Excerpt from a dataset
╔══

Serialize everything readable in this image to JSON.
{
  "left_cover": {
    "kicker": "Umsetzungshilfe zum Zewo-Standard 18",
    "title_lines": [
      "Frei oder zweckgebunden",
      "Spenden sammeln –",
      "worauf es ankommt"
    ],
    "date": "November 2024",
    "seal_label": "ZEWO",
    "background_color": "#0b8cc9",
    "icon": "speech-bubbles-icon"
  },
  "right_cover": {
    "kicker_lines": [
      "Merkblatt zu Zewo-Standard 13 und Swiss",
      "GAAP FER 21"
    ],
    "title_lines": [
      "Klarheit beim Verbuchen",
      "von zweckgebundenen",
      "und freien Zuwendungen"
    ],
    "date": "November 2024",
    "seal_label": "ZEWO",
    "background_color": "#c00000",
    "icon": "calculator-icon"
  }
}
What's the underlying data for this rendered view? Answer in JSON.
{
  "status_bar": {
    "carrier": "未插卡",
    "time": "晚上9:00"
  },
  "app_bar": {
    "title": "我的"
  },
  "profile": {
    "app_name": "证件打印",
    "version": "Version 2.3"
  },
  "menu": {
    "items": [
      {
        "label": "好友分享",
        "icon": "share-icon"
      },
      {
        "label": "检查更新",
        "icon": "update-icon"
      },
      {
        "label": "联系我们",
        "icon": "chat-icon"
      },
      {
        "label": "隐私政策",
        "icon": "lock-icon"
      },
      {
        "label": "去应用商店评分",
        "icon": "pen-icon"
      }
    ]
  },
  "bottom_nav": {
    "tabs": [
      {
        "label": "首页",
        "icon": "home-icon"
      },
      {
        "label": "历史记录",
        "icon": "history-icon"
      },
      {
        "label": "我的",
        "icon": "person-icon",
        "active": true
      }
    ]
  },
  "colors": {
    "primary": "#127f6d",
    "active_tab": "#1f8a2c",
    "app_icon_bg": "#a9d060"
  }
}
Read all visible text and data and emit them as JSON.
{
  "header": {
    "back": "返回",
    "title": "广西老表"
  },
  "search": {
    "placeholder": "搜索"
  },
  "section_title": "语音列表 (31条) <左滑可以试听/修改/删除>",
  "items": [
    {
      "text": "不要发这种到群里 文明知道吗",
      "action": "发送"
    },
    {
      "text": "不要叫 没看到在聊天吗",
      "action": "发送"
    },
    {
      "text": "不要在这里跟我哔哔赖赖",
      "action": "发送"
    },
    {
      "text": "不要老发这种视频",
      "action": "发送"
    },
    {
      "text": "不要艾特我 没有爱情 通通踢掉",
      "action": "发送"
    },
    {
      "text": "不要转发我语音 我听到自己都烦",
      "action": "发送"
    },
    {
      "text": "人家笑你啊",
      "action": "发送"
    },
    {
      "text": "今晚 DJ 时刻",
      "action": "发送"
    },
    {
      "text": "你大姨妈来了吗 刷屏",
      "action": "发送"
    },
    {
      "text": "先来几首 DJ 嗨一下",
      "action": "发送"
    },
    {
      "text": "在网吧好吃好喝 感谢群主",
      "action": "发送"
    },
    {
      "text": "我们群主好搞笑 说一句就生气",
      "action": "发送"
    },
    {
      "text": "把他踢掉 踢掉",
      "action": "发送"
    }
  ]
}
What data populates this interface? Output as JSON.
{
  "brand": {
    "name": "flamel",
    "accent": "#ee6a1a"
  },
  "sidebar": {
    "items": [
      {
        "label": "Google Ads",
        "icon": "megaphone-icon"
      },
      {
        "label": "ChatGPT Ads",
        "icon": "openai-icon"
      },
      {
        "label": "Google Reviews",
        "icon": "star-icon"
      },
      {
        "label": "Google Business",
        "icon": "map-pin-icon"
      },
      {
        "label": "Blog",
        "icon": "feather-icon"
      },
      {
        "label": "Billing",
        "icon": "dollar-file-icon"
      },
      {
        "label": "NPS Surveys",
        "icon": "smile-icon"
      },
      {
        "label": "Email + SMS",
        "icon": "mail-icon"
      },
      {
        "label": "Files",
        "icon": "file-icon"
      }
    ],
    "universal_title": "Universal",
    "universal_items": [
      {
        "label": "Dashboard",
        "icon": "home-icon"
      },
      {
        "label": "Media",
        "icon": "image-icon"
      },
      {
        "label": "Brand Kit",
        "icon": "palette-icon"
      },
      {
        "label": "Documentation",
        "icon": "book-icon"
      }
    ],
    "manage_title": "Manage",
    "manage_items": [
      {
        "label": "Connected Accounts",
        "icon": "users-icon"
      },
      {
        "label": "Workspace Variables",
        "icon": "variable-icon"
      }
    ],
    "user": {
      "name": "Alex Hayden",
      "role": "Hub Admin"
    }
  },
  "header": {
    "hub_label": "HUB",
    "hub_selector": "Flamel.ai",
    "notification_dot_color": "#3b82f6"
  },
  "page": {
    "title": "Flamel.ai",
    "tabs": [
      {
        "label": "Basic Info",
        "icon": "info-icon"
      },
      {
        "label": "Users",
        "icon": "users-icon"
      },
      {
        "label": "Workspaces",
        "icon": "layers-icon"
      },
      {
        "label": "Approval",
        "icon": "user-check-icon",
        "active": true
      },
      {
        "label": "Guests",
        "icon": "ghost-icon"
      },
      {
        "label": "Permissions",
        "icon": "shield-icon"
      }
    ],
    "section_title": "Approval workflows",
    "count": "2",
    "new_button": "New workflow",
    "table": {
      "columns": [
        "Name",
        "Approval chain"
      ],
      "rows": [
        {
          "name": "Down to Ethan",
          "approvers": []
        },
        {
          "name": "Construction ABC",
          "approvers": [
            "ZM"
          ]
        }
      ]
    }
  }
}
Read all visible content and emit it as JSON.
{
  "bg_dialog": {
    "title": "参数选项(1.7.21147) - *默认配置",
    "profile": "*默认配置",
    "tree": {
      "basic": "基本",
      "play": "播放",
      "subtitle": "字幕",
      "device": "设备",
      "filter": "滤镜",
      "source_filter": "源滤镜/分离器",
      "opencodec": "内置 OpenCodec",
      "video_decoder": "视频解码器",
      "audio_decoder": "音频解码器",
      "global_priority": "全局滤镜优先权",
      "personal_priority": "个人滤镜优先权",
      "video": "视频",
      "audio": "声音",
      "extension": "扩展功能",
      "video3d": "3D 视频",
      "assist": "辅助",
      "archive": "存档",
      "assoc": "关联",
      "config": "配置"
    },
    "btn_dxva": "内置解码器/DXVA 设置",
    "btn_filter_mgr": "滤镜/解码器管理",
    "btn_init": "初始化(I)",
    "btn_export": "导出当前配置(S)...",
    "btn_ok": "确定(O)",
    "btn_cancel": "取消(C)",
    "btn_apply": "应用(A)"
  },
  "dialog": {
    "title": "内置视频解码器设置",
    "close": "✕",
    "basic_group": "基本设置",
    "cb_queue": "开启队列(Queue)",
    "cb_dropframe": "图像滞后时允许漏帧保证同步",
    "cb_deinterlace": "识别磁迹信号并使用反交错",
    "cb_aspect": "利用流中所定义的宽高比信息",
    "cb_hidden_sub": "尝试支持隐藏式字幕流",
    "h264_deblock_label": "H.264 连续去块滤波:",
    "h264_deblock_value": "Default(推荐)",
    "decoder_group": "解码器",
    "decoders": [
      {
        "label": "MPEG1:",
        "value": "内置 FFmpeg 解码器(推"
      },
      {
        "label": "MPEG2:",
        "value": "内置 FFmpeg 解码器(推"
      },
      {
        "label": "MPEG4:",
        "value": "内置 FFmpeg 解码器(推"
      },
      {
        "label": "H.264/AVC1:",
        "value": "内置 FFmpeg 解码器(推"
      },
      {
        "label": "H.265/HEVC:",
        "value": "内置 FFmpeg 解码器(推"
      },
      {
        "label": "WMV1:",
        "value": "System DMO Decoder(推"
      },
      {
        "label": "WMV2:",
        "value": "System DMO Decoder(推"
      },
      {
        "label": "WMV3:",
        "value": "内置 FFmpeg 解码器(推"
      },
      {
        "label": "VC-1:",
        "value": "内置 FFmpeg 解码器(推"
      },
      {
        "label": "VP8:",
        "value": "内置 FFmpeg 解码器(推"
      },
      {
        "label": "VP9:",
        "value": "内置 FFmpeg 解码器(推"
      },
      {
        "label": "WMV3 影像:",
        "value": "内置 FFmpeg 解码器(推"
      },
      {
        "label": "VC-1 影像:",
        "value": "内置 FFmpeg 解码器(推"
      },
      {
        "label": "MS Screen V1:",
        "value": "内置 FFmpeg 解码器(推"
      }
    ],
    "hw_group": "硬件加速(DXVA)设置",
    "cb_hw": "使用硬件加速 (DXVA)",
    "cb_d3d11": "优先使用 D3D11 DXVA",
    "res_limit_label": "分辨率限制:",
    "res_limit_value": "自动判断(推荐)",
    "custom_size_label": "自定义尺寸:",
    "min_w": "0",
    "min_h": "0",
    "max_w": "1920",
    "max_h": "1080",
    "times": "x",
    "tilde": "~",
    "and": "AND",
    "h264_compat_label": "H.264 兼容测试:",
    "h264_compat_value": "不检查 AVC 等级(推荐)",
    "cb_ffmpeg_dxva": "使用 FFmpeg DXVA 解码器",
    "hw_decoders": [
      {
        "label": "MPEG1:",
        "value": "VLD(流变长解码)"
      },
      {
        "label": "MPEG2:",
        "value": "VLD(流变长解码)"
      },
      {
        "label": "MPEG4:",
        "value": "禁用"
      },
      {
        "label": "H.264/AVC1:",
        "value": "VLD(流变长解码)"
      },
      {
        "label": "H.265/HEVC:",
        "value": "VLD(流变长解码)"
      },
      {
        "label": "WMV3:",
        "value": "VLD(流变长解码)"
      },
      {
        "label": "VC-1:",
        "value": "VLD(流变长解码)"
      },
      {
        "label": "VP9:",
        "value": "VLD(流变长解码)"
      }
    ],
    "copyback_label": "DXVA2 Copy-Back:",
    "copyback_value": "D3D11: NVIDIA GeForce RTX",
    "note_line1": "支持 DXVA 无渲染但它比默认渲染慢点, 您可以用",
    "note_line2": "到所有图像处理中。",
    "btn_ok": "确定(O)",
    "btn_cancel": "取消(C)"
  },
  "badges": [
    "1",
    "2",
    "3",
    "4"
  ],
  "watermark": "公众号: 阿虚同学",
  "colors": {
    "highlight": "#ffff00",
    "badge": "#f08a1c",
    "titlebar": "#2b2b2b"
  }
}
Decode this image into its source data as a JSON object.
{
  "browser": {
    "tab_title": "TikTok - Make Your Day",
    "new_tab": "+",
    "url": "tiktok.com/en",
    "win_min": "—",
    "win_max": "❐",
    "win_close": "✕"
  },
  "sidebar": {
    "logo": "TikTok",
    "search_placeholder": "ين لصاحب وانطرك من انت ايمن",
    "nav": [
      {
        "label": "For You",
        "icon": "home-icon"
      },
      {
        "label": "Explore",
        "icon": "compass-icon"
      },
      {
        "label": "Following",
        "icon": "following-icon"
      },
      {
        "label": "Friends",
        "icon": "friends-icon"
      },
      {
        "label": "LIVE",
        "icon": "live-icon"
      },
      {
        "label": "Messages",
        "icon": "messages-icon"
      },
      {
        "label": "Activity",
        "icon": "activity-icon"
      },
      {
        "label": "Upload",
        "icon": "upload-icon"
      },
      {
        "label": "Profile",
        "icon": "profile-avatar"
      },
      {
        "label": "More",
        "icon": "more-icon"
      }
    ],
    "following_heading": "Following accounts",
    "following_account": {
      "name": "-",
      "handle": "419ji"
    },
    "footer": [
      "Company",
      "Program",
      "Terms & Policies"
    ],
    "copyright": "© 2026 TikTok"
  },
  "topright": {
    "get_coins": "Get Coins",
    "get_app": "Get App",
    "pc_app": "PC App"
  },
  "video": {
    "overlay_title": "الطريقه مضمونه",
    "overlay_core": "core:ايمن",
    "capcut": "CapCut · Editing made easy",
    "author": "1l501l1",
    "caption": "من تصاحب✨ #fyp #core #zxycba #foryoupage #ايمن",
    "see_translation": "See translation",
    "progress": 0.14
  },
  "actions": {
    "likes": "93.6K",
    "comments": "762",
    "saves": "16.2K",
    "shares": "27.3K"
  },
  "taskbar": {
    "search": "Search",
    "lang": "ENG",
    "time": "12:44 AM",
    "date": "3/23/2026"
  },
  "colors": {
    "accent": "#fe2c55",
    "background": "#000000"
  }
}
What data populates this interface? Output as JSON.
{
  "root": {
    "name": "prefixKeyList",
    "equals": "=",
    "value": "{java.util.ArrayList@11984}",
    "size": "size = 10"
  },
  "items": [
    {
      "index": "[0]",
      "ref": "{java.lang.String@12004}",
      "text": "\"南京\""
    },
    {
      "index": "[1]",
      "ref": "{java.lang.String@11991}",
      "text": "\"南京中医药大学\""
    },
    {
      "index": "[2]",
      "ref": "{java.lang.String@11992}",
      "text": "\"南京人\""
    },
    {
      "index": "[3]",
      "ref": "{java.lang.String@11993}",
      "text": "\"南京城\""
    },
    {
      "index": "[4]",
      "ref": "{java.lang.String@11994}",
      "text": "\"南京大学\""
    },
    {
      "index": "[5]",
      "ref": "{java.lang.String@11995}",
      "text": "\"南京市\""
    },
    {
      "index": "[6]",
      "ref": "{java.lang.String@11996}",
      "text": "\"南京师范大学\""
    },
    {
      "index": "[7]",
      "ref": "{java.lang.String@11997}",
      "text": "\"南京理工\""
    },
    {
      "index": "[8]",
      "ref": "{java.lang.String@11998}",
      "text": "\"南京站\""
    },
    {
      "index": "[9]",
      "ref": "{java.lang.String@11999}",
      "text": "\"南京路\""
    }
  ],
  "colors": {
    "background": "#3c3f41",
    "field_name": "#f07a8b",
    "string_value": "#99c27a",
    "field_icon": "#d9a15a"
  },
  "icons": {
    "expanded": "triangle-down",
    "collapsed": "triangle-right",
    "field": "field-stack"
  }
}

╚══

_Exercise objective_. Using the listing above, show every line that includes the string "emit".

_Correct result_.
Read all visible text and data and emit them as JSON.
Read all visible content and emit it as JSON.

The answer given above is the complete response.